- _Record excerpts_:

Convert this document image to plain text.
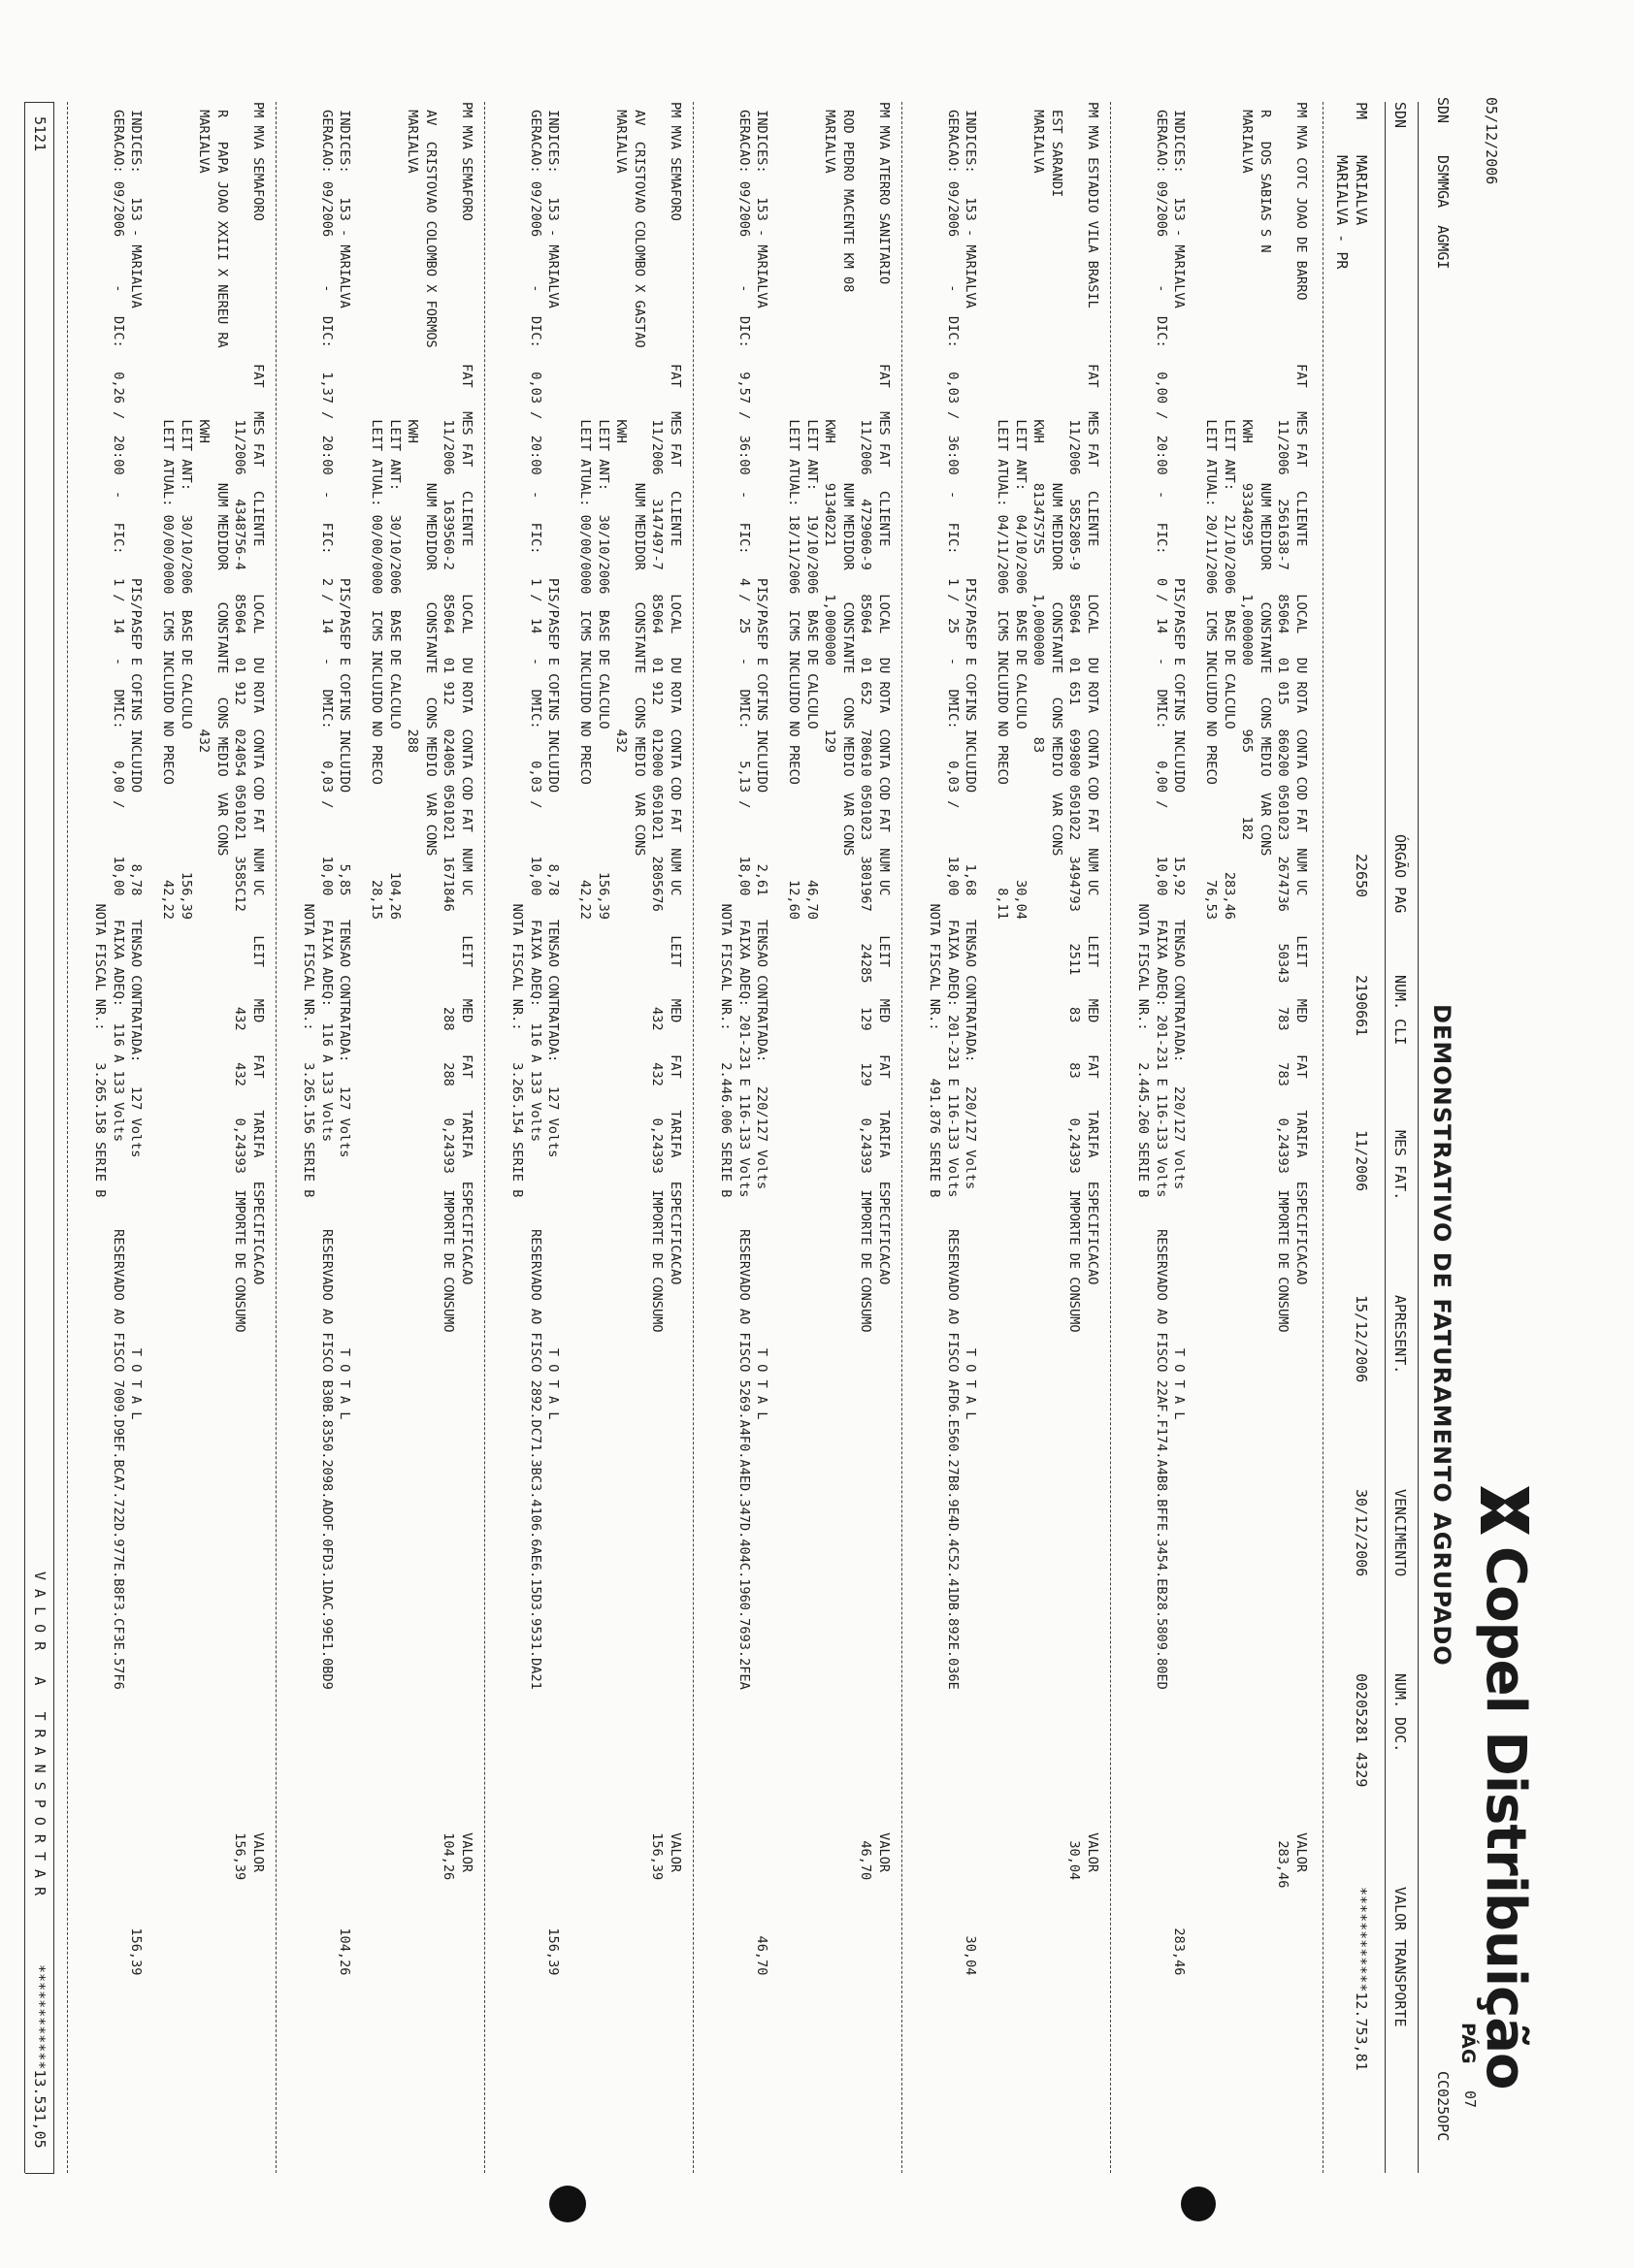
05/12/2006
SDN
DSMMGA  AGMGI
Copel Distribuição
DEMONSTRATIVO DE FATURAMENTO AGRUPADO
PÁG
07
CC025OPC
SDN
ÓRGÃO PAG
NUM. CLI
MES FAT.
APRESENT.
VENCIMENTO
NUM. DOC.
VALOR TRANSPORTE
PM
MARIALVA
MARIALVA - PR
22650
2190661
11/2006
15/12/2006
30/12/2006
00205281 4329
************12.753,81
PM MVA COTC JOAO DE BARRO        FAT   MES FAT   CLIENTE      LOCAL   DU ROTA  CONTA COD FAT  NUM UC     LEIT    MED    FAT    TARIFA   ESPECIFICACAO                                                                     VALOR
11/2006   2561638-7   85064   01 015   860200 0501023  2674736    50343   783    783    0,24393  IMPORTE DE CONSUMO                                                                283,46
R   DOS SABIAS S N                             NUM MEDIDOR    CONSTANTE   CONS MEDIO  VAR CONS
MARIALVA                               KWH     93340295      1,0000000        965        182
LEIT ANT:   21/10/2006  BASE DE CALCULO                  283,46
LEIT ATUAL: 20/11/2006  ICMS INCLUIDO NO PRECO            76,53
INDICES:   153 - MARIALVA                                  PIS/PASEP E COFINS INCLUIDO        15,92   TENSAO CONTRATADA:   220/127 Volts                    T O T A L                                                                283,46
GERACAO: 09/2006      -   DIC:   0,00 /  20:00  -   FIC:   0 /  14   -   DMIC:    0,00 /      10,00   FAIXA ADEQ: 201-231 E 116-133 Volts    RESERVADO AO FISCO 22AF.F174.A4B8.BFFE.3454.EB28.5809.80ED
NOTA FISCAL NR.:    2.445.260 SERIE B
PM MVA ESTADIO VILA BRASIL       FAT   MES FAT   CLIENTE      LOCAL   DU ROTA  CONTA COD FAT  NUM UC     LEIT    MED    FAT    TARIFA   ESPECIFICACAO                                                                     VALOR
11/2006   5852805-9   85064   01 651   699800 0501022  3494793    2511    83     83     0,24393  IMPORTE DE CONSUMO                                                                30,04
EST SARANDI                                    NUM MEDIDOR    CONSTANTE   CONS MEDIO  VAR CONS
MARIALVA                               KWH     81347S755     1,0000000         83
LEIT ANT:   04/10/2006  BASE DE CALCULO                   30,04
LEIT ATUAL: 04/11/2006  ICMS INCLUIDO NO PRECO             8,11
INDICES:   153 - MARIALVA                                  PIS/PASEP E COFINS INCLUIDO         1,68   TENSAO CONTRATADA:   220/127 Volts                    T O T A L                                                                 30,04
GERACAO: 09/2006      -   DIC:   0,03 /  36:00  -   FIC:   1 /  25   -   DMIC:    0,03 /      18,00   FAIXA ADEQ: 201-231 E 116-133 Volts    RESERVADO AO FISCO AFD6.E560.27B8.9E4D.4C52.41DB.892E.036E
NOTA FISCAL NR.:      491.876 SERIE B
PM MVA ATERRO SANITARIO          FAT   MES FAT   CLIENTE      LOCAL   DU ROTA  CONTA COD FAT  NUM UC     LEIT    MED    FAT    TARIFA   ESPECIFICACAO                                                                     VALOR
11/2006   4729060-9   85064   01 652   780610 0501023  3801967    24285   129    129    0,24393  IMPORTE DE CONSUMO                                                                46,70
ROD PEDRO MACENTE KM 08                        NUM MEDIDOR    CONSTANTE   CONS MEDIO  VAR CONS
MARIALVA                               KWH     91340221      1,0000000        129
LEIT ANT:   19/10/2006  BASE DE CALCULO                   46,70
LEIT ATUAL: 18/11/2006  ICMS INCLUIDO NO PRECO            12,60
INDICES:   153 - MARIALVA                                  PIS/PASEP E COFINS INCLUIDO         2,61   TENSAO CONTRATADA:   220/127 Volts                    T O T A L                                                                 46,70
GERACAO: 09/2006      -   DIC:   9,57 /  36:00  -   FIC:   4 /  25   -   DMIC:    5,13 /      18,00   FAIXA ADEQ: 201-231 E 116-133 Volts    RESERVADO AO FISCO 5269.A4F0.A4ED.347D.404C.1960.7693.2FEA
NOTA FISCAL NR.:    2.446.006 SERIE B
PM MVA SEMAFORO                  FAT   MES FAT   CLIENTE      LOCAL   DU ROTA  CONTA COD FAT  NUM UC     LEIT    MED    FAT    TARIFA   ESPECIFICACAO                                                                     VALOR
11/2006   3147497-7   85064   01 912   012000 0501021  2805676            432    432    0,24393  IMPORTE DE CONSUMO                                                               156,39
AV  CRISTOVAO COLOMBO X GASTAO                 NUM MEDIDOR    CONSTANTE   CONS MEDIO  VAR CONS
MARIALVA                               KWH                                    432
LEIT ANT:   30/10/2006  BASE DE CALCULO                  156,39
LEIT ATUAL: 00/00/0000  ICMS INCLUIDO NO PRECO            42,22
INDICES:   153 - MARIALVA                                  PIS/PASEP E COFINS INCLUIDO         8,78   TENSAO CONTRATADA:   127 Volts                        T O T A L                                                                156,39
GERACAO: 09/2006      -   DIC:   0,03 /  20:00  -   FIC:   1 /  14   -   DMIC:    0,03 /      10,00   FAIXA ADEQ:  116 A 133 Volts           RESERVADO AO FISCO 2892.DC71.3BC3.4106.6AE6.15D3.9531.DA21
NOTA FISCAL NR.:    3.265.154 SERIE B
PM MVA SEMAFORO                  FAT   MES FAT   CLIENTE      LOCAL   DU ROTA  CONTA COD FAT  NUM UC     LEIT    MED    FAT    TARIFA   ESPECIFICACAO                                                                     VALOR
11/2006   1639560-2   85064   01 912   024005 0501021  1671846            288    288    0,24393  IMPORTE DE CONSUMO                                                               104,26
AV  CRISTOVAO COLOMBO X FORMOS                 NUM MEDIDOR    CONSTANTE   CONS MEDIO  VAR CONS
MARIALVA                               KWH                                    288
LEIT ANT:   30/10/2006  BASE DE CALCULO                  104,26
LEIT ATUAL: 00/00/0000  ICMS INCLUIDO NO PRECO            28,15
INDICES:   153 - MARIALVA                                  PIS/PASEP E COFINS INCLUIDO         5,85   TENSAO CONTRATADA:   127 Volts                        T O T A L                                                                104,26
GERACAO: 09/2006      -   DIC:   1,37 /  20:00  -   FIC:   2 /  14   -   DMIC:    0,03 /      10,00   FAIXA ADEQ:  116 A 133 Volts           RESERVADO AO FISCO B30B.8350.2098.ADOF.0FD3.1DAC.99E1.0BD9
NOTA FISCAL NR.:    3.265.156 SERIE B
PM MVA SEMAFORO                  FAT   MES FAT   CLIENTE      LOCAL   DU ROTA  CONTA COD FAT  NUM UC     LEIT    MED    FAT    TARIFA   ESPECIFICACAO                                                                     VALOR
11/2006   4348756-4   85064   01 912   024054 0501021  3585C12            432    432    0,24393  IMPORTE DE CONSUMO                                                               156,39
R   PAPA JOAO XXIII X NEREU RA                 NUM MEDIDOR    CONSTANTE   CONS MEDIO  VAR CONS
MARIALVA                               KWH                                    432
LEIT ANT:   30/10/2006  BASE DE CALCULO                  156,39
LEIT ATUAL: 00/00/0000  ICMS INCLUIDO NO PRECO            42,22
INDICES:   153 - MARIALVA                                  PIS/PASEP E COFINS INCLUIDO         8,78   TENSAO CONTRATADA:   127 Volts                        T O T A L                                                                156,39
GERACAO: 09/2006      -   DIC:   0,26 /  20:00  -   FIC:   1 /  14   -   DMIC:    0,00 /      10,00   FAIXA ADEQ:  116 A 133 Volts           RESERVADO AO FISCO 7009.D9EF.BCA7.722D.977E.B8F3.CF3E.57F6
NOTA FISCAL NR.:    3.265.158 SERIE B
5121
V A L O R   A   T R A N S P O R T A R
************13.531,05
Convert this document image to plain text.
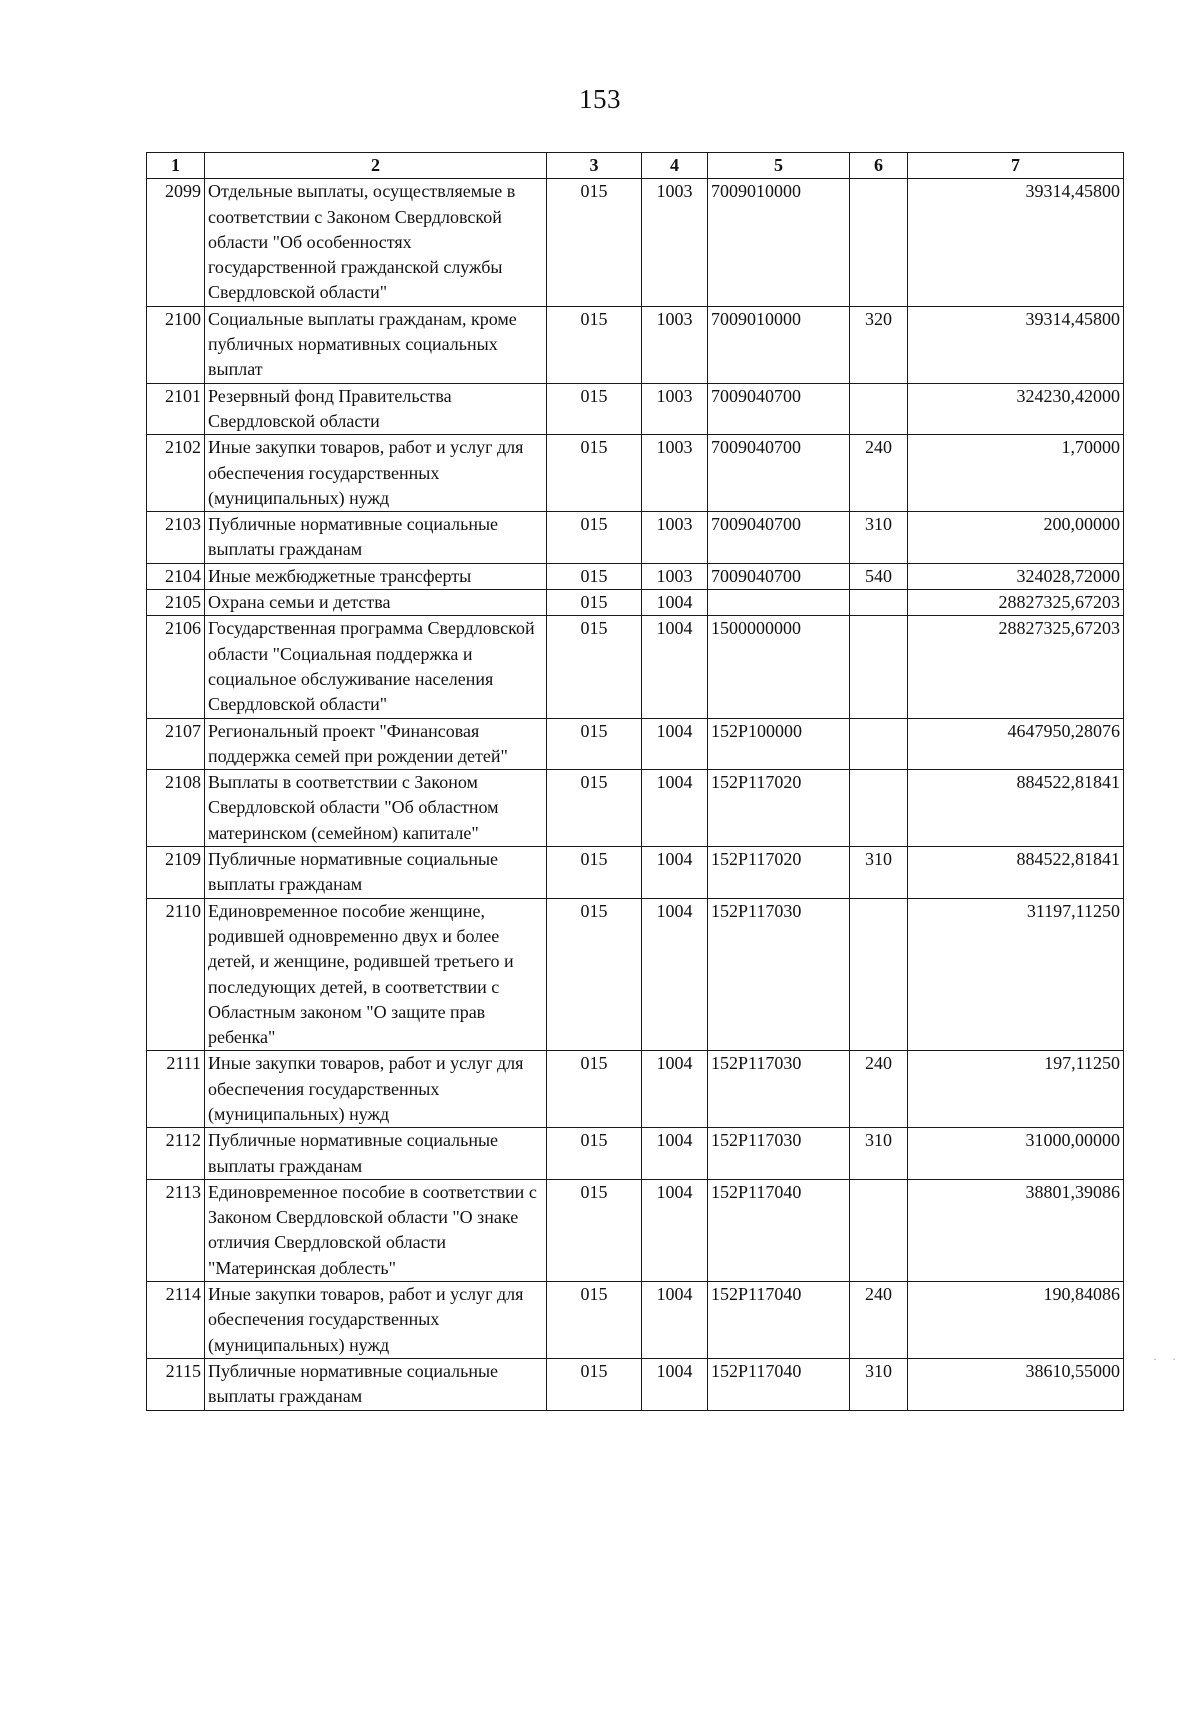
153
1	2	3	4	5	6	7
2099	Отдельные выплаты, осуществляемые в соответствии с Законом Свердловской области "Об особенностях государственной гражданской службы Свердловской области"	015	1003	7009010000		39314,45800
2100	Социальные выплаты гражданам, кроме публичных нормативных социальных выплат	015	1003	7009010000	320	39314,45800
2101	Резервный фонд Правительства Свердловской области	015	1003	7009040700		324230,42000
2102	Иные закупки товаров, работ и услуг для обеспечения государственных (муниципальных) нужд	015	1003	7009040700	240	1,70000
2103	Публичные нормативные социальные выплаты гражданам	015	1003	7009040700	310	200,00000
2104	Иные межбюджетные трансферты	015	1003	7009040700	540	324028,72000
2105	Охрана семьи и детства	015	1004			28827325,67203
2106	Государственная программа Свердловской области "Социальная поддержка и социальное обслуживание населения Свердловской области"	015	1004	1500000000		28827325,67203
2107	Региональный проект "Финансовая поддержка семей при рождении детей"	015	1004	152P100000		4647950,28076
2108	Выплаты в соответствии с Законом Свердловской области "Об областном материнском (семейном) капитале"	015	1004	152P117020		884522,81841
2109	Публичные нормативные социальные выплаты гражданам	015	1004	152P117020	310	884522,81841
2110	Единовременное пособие женщине, родившей одновременно двух и более детей, и женщине, родившей третьего и последующих детей, в соответствии с Областным законом "О защите прав ребенка"	015	1004	152P117030		31197,11250
2111	Иные закупки товаров, работ и услуг для обеспечения государственных (муниципальных) нужд	015	1004	152P117030	240	197,11250
2112	Публичные нормативные социальные выплаты гражданам	015	1004	152P117030	310	31000,00000
2113	Единовременное пособие в соответствии с Законом Свердловской области "О знаке отличия Свердловской области "Материнская доблесть"	015	1004	152P117040		38801,39086
2114	Иные закупки товаров, работ и услуг для обеспечения государственных (муниципальных) нужд	015	1004	152P117040	240	190,84086
2115	Публичные нормативные социальные выплаты гражданам	015	1004	152P117040	310	38610,55000
· ·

- _Directions for this task_: Look through the listing above and count the lines where the string "области" appears. Report the number only.

- _Final answer_: 5